Provided data
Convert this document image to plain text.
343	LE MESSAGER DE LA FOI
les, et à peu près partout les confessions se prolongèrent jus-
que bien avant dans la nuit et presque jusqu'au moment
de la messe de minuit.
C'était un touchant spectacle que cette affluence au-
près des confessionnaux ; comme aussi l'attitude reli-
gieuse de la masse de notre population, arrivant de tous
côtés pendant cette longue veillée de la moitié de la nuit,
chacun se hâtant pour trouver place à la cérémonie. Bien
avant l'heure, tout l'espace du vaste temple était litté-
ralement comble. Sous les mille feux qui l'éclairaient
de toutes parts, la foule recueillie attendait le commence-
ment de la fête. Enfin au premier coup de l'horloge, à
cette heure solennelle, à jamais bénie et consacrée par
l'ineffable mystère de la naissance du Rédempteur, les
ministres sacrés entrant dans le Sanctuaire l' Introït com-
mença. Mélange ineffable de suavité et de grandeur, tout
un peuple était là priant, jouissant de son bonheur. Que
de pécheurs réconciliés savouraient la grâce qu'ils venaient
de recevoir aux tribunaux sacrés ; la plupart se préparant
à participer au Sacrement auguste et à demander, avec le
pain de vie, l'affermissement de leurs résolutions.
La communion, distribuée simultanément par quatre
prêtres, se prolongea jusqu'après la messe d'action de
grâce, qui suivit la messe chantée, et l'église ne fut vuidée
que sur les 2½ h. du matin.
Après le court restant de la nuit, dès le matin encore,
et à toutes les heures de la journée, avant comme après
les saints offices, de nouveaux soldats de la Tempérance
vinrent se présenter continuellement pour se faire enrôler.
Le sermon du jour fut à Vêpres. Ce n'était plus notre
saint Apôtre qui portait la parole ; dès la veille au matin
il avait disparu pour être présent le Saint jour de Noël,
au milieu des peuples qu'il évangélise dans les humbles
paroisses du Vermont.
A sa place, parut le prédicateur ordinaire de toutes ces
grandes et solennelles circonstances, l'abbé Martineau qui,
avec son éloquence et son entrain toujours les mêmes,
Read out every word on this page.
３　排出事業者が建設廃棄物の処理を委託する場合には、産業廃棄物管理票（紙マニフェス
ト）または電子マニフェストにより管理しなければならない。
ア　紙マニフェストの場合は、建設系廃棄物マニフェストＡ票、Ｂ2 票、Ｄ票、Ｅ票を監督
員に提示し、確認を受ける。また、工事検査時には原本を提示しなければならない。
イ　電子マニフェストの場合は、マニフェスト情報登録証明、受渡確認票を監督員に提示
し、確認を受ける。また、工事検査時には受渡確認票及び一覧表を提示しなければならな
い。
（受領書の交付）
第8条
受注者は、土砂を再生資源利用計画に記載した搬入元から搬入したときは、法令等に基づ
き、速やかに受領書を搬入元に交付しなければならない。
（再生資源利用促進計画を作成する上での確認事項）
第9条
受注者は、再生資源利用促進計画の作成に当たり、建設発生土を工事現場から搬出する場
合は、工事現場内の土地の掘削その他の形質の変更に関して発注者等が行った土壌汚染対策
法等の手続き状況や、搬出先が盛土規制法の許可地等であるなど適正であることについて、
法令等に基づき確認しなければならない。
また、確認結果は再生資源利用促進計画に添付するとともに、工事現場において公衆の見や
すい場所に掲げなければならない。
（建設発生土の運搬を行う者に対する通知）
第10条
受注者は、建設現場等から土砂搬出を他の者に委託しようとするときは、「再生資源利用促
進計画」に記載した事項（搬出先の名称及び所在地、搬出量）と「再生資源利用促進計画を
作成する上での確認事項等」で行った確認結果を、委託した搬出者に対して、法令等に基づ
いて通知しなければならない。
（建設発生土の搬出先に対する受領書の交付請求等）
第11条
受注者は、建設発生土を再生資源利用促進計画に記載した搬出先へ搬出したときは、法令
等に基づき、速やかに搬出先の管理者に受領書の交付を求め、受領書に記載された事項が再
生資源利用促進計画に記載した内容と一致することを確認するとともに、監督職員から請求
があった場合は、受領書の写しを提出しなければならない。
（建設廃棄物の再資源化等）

Required work
Retype all of the data shown above, word for word.

Exercise solution
Convert this document image to plain text.
343	LE MESSAGER DE LA FOI
les, et à peu près partout les confessions se prolongèrent jus-
que bien avant dans la nuit et presque jusqu'au moment
de la messe de minuit.
C'était un touchant spectacle que cette affluence au-
près des confessionnaux ; comme aussi l'attitude reli-
gieuse de la masse de notre population, arrivant de tous
côtés pendant cette longue veillée de la moitié de la nuit,
chacun se hâtant pour trouver place à la cérémonie. Bien
avant l'heure, tout l'espace du vaste temple était litté-
ralement comble. Sous les mille feux qui l'éclairaient
de toutes parts, la foule recueillie attendait le commence-
ment de la fête. Enfin au premier coup de l'horloge, à
cette heure solennelle, à jamais bénie et consacrée par
l'ineffable mystère de la naissance du Rédempteur, les
ministres sacrés entrant dans le Sanctuaire l' Introït com-
mença. Mélange ineffable de suavité et de grandeur, tout
un peuple était là priant, jouissant de son bonheur. Que
de pécheurs réconciliés savouraient la grâce qu'ils venaient
de recevoir aux tribunaux sacrés ; la plupart se préparant
à participer au Sacrement auguste et à demander, avec le
pain de vie, l'affermissement de leurs résolutions.
La communion, distribuée simultanément par quatre
prêtres, se prolongea jusqu'après la messe d'action de
grâce, qui suivit la messe chantée, et l'église ne fut vuidée
que sur les 2½ h. du matin.
Après le court restant de la nuit, dès le matin encore,
et à toutes les heures de la journée, avant comme après
les saints offices, de nouveaux soldats de la Tempérance
vinrent se présenter continuellement pour se faire enrôler.
Le sermon du jour fut à Vêpres. Ce n'était plus notre
saint Apôtre qui portait la parole ; dès la veille au matin
il avait disparu pour être présent le Saint jour de Noël,
au milieu des peuples qu'il évangélise dans les humbles
paroisses du Vermont.
A sa place, parut le prédicateur ordinaire de toutes ces
grandes et solennelles circonstances, l'abbé Martineau qui,
avec son éloquence et son entrain toujours les mêmes,
Read out every word on this page.
３　排出事業者が建設廃棄物の処理を委託する場合には、産業廃棄物管理票（紙マニフェス
ト）または電子マニフェストにより管理しなければならない。
ア　紙マニフェストの場合は、建設系廃棄物マニフェストＡ票、Ｂ2 票、Ｄ票、Ｅ票を監督
員に提示し、確認を受ける。また、工事検査時には原本を提示しなければならない。
イ　電子マニフェストの場合は、マニフェスト情報登録証明、受渡確認票を監督員に提示
し、確認を受ける。また、工事検査時には受渡確認票及び一覧表を提示しなければならな
い。
（受領書の交付）
第8条
受注者は、土砂を再生資源利用計画に記載した搬入元から搬入したときは、法令等に基づ
き、速やかに受領書を搬入元に交付しなければならない。
（再生資源利用促進計画を作成する上での確認事項）
第9条
受注者は、再生資源利用促進計画の作成に当たり、建設発生土を工事現場から搬出する場
合は、工事現場内の土地の掘削その他の形質の変更に関して発注者等が行った土壌汚染対策
法等の手続き状況や、搬出先が盛土規制法の許可地等であるなど適正であることについて、
法令等に基づき確認しなければならない。
また、確認結果は再生資源利用促進計画に添付するとともに、工事現場において公衆の見や
すい場所に掲げなければならない。
（建設発生土の運搬を行う者に対する通知）
第10条
受注者は、建設現場等から土砂搬出を他の者に委託しようとするときは、「再生資源利用促
進計画」に記載した事項（搬出先の名称及び所在地、搬出量）と「再生資源利用促進計画を
作成する上での確認事項等」で行った確認結果を、委託した搬出者に対して、法令等に基づ
いて通知しなければならない。
（建設発生土の搬出先に対する受領書の交付請求等）
第11条
受注者は、建設発生土を再生資源利用促進計画に記載した搬出先へ搬出したときは、法令
等に基づき、速やかに搬出先の管理者に受領書の交付を求め、受領書に記載された事項が再
生資源利用促進計画に記載した内容と一致することを確認するとともに、監督職員から請求
があった場合は、受領書の写しを提出しなければならない。
（建設廃棄物の再資源化等）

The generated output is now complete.